**Exercise:** Arrange each line of the listing below as a numbered list, omitting any blank lines.

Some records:
begin

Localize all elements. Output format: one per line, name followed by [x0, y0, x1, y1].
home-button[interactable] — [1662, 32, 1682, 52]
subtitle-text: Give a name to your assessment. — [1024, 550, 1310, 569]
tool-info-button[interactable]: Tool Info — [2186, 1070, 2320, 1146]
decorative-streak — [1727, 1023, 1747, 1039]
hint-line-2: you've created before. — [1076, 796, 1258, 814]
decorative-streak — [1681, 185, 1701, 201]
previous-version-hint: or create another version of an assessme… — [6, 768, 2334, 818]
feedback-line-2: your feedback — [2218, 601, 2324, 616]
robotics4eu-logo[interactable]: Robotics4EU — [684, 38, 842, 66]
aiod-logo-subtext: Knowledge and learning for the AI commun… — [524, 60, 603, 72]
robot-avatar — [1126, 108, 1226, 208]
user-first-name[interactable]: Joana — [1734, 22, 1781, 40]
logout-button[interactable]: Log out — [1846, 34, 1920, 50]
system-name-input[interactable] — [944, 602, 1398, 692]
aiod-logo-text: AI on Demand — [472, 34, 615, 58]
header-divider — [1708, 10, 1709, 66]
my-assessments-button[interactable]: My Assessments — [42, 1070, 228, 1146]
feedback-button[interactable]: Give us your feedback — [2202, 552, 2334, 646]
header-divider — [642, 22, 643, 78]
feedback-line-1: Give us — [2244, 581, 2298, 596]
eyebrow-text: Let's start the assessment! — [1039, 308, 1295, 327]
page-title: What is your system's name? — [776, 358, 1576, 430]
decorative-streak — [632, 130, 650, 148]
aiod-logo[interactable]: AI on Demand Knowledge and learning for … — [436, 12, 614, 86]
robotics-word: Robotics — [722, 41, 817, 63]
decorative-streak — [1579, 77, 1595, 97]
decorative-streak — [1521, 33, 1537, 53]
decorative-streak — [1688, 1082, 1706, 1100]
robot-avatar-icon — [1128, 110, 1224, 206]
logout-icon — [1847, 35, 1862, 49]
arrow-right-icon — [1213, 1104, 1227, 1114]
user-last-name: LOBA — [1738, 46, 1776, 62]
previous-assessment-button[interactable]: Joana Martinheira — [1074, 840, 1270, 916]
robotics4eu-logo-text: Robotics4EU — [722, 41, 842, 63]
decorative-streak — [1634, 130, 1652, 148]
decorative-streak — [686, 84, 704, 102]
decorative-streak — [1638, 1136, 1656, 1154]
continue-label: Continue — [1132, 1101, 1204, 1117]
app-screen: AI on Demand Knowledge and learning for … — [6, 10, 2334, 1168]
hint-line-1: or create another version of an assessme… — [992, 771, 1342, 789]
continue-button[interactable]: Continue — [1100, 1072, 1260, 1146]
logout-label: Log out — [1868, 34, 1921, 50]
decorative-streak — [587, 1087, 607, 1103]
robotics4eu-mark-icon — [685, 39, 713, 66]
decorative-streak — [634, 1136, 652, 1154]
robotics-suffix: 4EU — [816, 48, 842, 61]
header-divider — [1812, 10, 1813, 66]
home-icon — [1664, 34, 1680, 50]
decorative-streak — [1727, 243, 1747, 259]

end

**Final result:**
1. Localize all elements. Output format: one per line, name followed by [x0, y0, x1, y1].
2. home-button[interactable] — [1662, 32, 1682, 52]
3. subtitle-text: Give a name to your assessment. — [1024, 550, 1310, 569]
4. tool-info-button[interactable]: Tool Info — [2186, 1070, 2320, 1146]
5. decorative-streak — [1727, 1023, 1747, 1039]
6. hint-line-2: you've created before. — [1076, 796, 1258, 814]
7. decorative-streak — [1681, 185, 1701, 201]
8. previous-version-hint: or create another version of an assessme… — [6, 768, 2334, 818]
9. feedback-line-2: your feedback — [2218, 601, 2324, 616]
10. robotics4eu-logo[interactable]: Robotics4EU — [684, 38, 842, 66]
11. aiod-logo-subtext: Knowledge and learning for the AI commun… — [524, 60, 603, 72]
12. robot-avatar — [1126, 108, 1226, 208]
13. user-first-name[interactable]: Joana — [1734, 22, 1781, 40]
14. logout-button[interactable]: Log out — [1846, 34, 1920, 50]
15. system-name-input[interactable] — [944, 602, 1398, 692]
16. aiod-logo-text: AI on Demand — [472, 34, 615, 58]
17. header-divider — [1708, 10, 1709, 66]
18. my-assessments-button[interactable]: My Assessments — [42, 1070, 228, 1146]
19. feedback-button[interactable]: Give us your feedback — [2202, 552, 2334, 646]
20. header-divider — [642, 22, 643, 78]
21. feedback-line-1: Give us — [2244, 581, 2298, 596]
22. eyebrow-text: Let's start the assessment! — [1039, 308, 1295, 327]
23. page-title: What is your system's name? — [776, 358, 1576, 430]
24. decorative-streak — [632, 130, 650, 148]
25. aiod-logo[interactable]: AI on Demand Knowledge and learning for … — [436, 12, 614, 86]
26. robotics-word: Robotics — [722, 41, 817, 63]
27. decorative-streak — [1579, 77, 1595, 97]
28. decorative-streak — [1521, 33, 1537, 53]
29. decorative-streak — [1688, 1082, 1706, 1100]
30. robot-avatar-icon — [1128, 110, 1224, 206]
31. logout-icon — [1847, 35, 1862, 49]
32. arrow-right-icon — [1213, 1104, 1227, 1114]
33. user-last-name: LOBA — [1738, 46, 1776, 62]
34. previous-assessment-button[interactable]: Joana Martinheira — [1074, 840, 1270, 916]
35. robotics4eu-logo-text: Robotics4EU — [722, 41, 842, 63]
36. decorative-streak — [1634, 130, 1652, 148]
37. decorative-streak — [686, 84, 704, 102]
38. decorative-streak — [1638, 1136, 1656, 1154]
39. continue-label: Continue — [1132, 1101, 1204, 1117]
40. app-screen: AI on Demand Knowledge and learning for … — [6, 10, 2334, 1168]
41. hint-line-1: or create another version of an assessme… — [992, 771, 1342, 789]
42. continue-button[interactable]: Continue — [1100, 1072, 1260, 1146]
43. logout-label: Log out — [1868, 34, 1921, 50]
44. decorative-streak — [587, 1087, 607, 1103]
45. robotics4eu-mark-icon — [685, 39, 713, 66]
46. decorative-streak — [634, 1136, 652, 1154]
47. robotics-suffix: 4EU — [816, 48, 842, 61]
48. header-divider — [1812, 10, 1813, 66]
49. home-icon — [1664, 34, 1680, 50]
50. decorative-streak — [1727, 243, 1747, 259]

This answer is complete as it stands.